Task statement
What is the number of lines in these entries that contain "title"? State it alone.

>> Begin Supplied information

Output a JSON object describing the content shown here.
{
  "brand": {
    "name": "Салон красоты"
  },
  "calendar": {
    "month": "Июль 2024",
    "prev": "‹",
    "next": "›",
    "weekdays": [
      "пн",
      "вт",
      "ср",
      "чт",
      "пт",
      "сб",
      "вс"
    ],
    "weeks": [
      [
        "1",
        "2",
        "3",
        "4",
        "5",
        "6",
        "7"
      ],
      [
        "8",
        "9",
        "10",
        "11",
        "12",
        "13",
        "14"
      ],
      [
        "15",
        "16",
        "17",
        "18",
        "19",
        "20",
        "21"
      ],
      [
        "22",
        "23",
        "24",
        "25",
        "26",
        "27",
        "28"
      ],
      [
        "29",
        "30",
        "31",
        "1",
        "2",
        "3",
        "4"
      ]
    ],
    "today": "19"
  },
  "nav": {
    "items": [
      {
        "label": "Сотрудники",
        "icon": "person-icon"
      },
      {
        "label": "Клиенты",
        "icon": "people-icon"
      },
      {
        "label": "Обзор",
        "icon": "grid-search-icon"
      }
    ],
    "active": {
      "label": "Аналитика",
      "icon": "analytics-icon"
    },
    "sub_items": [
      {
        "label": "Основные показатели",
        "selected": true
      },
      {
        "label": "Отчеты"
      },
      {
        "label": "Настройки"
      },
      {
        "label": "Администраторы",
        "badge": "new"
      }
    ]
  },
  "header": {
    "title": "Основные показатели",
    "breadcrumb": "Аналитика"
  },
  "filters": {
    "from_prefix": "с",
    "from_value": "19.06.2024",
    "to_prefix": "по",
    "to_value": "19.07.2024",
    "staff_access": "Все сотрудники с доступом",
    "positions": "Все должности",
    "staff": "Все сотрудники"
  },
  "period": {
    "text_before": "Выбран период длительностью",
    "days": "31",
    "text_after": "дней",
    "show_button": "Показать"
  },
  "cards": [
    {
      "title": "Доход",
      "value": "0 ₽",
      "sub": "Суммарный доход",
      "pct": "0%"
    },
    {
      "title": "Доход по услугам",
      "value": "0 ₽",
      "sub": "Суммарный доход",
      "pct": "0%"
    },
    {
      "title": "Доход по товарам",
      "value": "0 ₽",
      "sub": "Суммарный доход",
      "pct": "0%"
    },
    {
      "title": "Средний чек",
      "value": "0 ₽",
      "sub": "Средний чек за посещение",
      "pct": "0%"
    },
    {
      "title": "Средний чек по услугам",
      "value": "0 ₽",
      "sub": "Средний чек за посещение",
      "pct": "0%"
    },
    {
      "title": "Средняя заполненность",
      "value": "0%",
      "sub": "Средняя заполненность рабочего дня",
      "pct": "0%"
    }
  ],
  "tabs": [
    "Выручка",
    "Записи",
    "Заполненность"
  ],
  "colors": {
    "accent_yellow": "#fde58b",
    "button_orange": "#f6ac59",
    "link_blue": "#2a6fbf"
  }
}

>> End Supplied information

Result of the exercise
7